»»
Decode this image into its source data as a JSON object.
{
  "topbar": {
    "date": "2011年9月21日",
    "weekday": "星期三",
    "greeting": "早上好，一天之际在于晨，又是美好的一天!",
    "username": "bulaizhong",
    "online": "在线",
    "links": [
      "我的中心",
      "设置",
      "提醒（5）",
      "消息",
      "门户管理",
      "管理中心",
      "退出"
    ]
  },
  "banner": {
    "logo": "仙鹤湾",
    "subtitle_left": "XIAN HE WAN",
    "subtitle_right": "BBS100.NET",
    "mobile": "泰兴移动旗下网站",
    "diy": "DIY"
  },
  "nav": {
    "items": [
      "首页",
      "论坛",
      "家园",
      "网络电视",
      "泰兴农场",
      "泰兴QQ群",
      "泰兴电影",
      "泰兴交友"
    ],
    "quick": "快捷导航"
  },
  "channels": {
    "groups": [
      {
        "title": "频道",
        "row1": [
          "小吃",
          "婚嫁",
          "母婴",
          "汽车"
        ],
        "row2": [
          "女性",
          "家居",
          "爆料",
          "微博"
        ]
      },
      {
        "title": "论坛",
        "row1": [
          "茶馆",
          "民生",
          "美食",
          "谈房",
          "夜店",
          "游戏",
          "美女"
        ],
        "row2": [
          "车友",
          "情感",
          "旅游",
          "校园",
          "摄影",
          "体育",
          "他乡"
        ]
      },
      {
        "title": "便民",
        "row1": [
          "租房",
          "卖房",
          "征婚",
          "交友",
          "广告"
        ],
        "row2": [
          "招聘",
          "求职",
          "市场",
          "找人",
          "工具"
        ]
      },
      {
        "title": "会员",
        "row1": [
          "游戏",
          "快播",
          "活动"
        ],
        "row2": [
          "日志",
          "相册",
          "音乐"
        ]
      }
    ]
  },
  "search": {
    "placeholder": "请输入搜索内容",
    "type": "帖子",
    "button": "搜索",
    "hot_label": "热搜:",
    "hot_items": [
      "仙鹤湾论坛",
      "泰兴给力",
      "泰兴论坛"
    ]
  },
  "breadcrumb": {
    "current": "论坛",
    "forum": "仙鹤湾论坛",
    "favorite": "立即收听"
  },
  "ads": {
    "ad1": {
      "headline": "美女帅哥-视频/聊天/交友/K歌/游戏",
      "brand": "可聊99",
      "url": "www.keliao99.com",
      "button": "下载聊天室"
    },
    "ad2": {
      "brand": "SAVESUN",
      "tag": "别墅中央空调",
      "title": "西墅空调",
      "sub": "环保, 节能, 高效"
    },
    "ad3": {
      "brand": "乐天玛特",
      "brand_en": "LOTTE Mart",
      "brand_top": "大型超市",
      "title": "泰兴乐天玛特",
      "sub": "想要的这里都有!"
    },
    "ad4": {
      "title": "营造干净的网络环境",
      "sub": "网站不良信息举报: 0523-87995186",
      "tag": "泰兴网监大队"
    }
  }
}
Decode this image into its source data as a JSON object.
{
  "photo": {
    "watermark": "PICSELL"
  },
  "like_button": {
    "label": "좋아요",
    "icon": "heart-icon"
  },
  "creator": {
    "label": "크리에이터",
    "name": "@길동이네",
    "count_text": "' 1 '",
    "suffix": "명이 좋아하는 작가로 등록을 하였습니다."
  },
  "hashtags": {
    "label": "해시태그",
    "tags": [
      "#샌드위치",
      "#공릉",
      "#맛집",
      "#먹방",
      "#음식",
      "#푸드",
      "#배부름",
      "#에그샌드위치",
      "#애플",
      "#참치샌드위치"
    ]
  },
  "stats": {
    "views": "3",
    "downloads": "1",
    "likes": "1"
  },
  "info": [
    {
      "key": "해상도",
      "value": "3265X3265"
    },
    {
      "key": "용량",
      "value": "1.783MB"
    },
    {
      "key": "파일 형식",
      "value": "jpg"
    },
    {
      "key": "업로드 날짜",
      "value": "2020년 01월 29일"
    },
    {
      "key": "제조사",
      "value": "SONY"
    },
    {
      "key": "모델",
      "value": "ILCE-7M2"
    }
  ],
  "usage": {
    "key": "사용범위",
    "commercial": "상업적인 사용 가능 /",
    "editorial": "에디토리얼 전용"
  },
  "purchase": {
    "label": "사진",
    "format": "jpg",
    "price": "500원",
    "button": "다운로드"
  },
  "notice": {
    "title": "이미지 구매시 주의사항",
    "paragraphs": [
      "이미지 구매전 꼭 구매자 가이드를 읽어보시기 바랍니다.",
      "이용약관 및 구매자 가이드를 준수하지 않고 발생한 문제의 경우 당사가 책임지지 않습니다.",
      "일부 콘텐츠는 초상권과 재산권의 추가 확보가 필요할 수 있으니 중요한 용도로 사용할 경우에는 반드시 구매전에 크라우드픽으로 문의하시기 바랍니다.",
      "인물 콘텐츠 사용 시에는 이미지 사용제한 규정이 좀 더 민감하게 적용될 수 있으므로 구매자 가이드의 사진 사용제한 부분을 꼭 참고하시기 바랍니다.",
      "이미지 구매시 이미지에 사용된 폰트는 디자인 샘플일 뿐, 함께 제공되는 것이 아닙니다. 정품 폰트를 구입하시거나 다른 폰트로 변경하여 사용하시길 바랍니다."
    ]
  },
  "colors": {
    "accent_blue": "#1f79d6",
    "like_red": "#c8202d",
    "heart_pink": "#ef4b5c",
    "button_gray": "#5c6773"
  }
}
««
> [YOUR INSTRUCTIONS]:
Keep only those lines of the records that hold "바랍니다", and return them.

> [ANSWER TO THIS TASK]:
      "이미지 구매전 꼭 구매자 가이드를 읽어보시기 바랍니다.",
      "일부 콘텐츠는 초상권과 재산권의 추가 확보가 필요할 수 있으니 중요한 용도로 사용할 경우에는 반드시 구매전에 크라우드픽으로 문의하시기 바랍니다.",
      "인물 콘텐츠 사용 시에는 이미지 사용제한 규정이 좀 더 민감하게 적용될 수 있으므로 구매자 가이드의 사진 사용제한 부분을 꼭 참고하시기 바랍니다.",
      "이미지 구매시 이미지에 사용된 폰트는 디자인 샘플일 뿐, 함께 제공되는 것이 아닙니다. 정품 폰트를 구입하시거나 다른 폰트로 변경하여 사용하시길 바랍니다."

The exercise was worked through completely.